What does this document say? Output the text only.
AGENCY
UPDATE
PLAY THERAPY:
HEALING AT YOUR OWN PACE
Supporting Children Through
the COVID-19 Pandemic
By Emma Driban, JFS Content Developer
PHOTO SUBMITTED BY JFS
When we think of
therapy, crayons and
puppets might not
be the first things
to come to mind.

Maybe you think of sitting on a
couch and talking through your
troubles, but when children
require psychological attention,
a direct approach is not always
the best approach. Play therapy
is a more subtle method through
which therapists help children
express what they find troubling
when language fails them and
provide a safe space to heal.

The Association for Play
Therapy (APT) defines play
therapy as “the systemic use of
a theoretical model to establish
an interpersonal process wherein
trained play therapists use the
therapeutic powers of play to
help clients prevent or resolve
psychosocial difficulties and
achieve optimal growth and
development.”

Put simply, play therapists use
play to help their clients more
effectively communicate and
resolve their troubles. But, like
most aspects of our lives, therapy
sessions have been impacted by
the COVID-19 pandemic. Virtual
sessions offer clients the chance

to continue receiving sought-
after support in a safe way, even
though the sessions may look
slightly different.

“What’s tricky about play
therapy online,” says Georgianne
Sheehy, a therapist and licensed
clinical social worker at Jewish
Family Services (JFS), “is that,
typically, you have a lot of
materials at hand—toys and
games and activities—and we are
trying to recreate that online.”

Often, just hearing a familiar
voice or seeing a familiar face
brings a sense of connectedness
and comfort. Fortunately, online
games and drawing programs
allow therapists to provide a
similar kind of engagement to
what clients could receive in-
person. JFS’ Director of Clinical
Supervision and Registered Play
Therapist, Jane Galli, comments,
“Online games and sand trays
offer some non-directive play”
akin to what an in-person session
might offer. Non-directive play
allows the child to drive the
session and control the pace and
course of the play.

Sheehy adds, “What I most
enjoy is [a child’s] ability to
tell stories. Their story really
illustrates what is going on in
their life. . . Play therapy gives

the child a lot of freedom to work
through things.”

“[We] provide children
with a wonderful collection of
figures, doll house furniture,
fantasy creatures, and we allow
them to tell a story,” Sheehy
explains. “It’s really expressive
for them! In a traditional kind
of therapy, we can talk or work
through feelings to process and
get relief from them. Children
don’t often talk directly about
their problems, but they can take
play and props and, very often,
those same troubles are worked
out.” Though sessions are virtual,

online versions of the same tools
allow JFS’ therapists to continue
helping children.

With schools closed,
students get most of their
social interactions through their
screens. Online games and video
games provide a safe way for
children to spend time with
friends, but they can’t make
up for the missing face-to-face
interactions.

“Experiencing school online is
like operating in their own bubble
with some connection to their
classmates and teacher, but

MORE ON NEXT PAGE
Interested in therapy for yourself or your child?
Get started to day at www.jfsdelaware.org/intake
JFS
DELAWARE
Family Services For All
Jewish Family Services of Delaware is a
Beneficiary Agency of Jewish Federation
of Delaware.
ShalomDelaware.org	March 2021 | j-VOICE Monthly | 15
# # # # # # #
▶ PROBLEM
Your task is to repeat the data exactly, with nothing left out.

▶ FULL OUTPUT
What does this document say? Output the text only.
AGENCY
UPDATE
PLAY THERAPY:
HEALING AT YOUR OWN PACE
Supporting Children Through
the COVID-19 Pandemic
By Emma Driban, JFS Content Developer
PHOTO SUBMITTED BY JFS
When we think of
therapy, crayons and
puppets might not
be the first things
to come to mind.

Maybe you think of sitting on a
couch and talking through your
troubles, but when children
require psychological attention,
a direct approach is not always
the best approach. Play therapy
is a more subtle method through
which therapists help children
express what they find troubling
when language fails them and
provide a safe space to heal.

The Association for Play
Therapy (APT) defines play
therapy as “the systemic use of
a theoretical model to establish
an interpersonal process wherein
trained play therapists use the
therapeutic powers of play to
help clients prevent or resolve
psychosocial difficulties and
achieve optimal growth and
development.”

Put simply, play therapists use
play to help their clients more
effectively communicate and
resolve their troubles. But, like
most aspects of our lives, therapy
sessions have been impacted by
the COVID-19 pandemic. Virtual
sessions offer clients the chance

to continue receiving sought-
after support in a safe way, even
though the sessions may look
slightly different.

“What’s tricky about play
therapy online,” says Georgianne
Sheehy, a therapist and licensed
clinical social worker at Jewish
Family Services (JFS), “is that,
typically, you have a lot of
materials at hand—toys and
games and activities—and we are
trying to recreate that online.”

Often, just hearing a familiar
voice or seeing a familiar face
brings a sense of connectedness
and comfort. Fortunately, online
games and drawing programs
allow therapists to provide a
similar kind of engagement to
what clients could receive in-
person. JFS’ Director of Clinical
Supervision and Registered Play
Therapist, Jane Galli, comments,
“Online games and sand trays
offer some non-directive play”
akin to what an in-person session
might offer. Non-directive play
allows the child to drive the
session and control the pace and
course of the play.

Sheehy adds, “What I most
enjoy is [a child’s] ability to
tell stories. Their story really
illustrates what is going on in
their life. . . Play therapy gives

the child a lot of freedom to work
through things.”

“[We] provide children
with a wonderful collection of
figures, doll house furniture,
fantasy creatures, and we allow
them to tell a story,” Sheehy
explains. “It’s really expressive
for them! In a traditional kind
of therapy, we can talk or work
through feelings to process and
get relief from them. Children
don’t often talk directly about
their problems, but they can take
play and props and, very often,
those same troubles are worked
out.” Though sessions are virtual,

online versions of the same tools
allow JFS’ therapists to continue
helping children.

With schools closed,
students get most of their
social interactions through their
screens. Online games and video
games provide a safe way for
children to spend time with
friends, but they can’t make
up for the missing face-to-face
interactions.

“Experiencing school online is
like operating in their own bubble
with some connection to their
classmates and teacher, but

MORE ON NEXT PAGE
Interested in therapy for yourself or your child?
Get started to day at www.jfsdelaware.org/intake
JFS
DELAWARE
Family Services For All
Jewish Family Services of Delaware is a
Beneficiary Agency of Jewish Federation
of Delaware.
ShalomDelaware.org	March 2021 | j-VOICE Monthly | 15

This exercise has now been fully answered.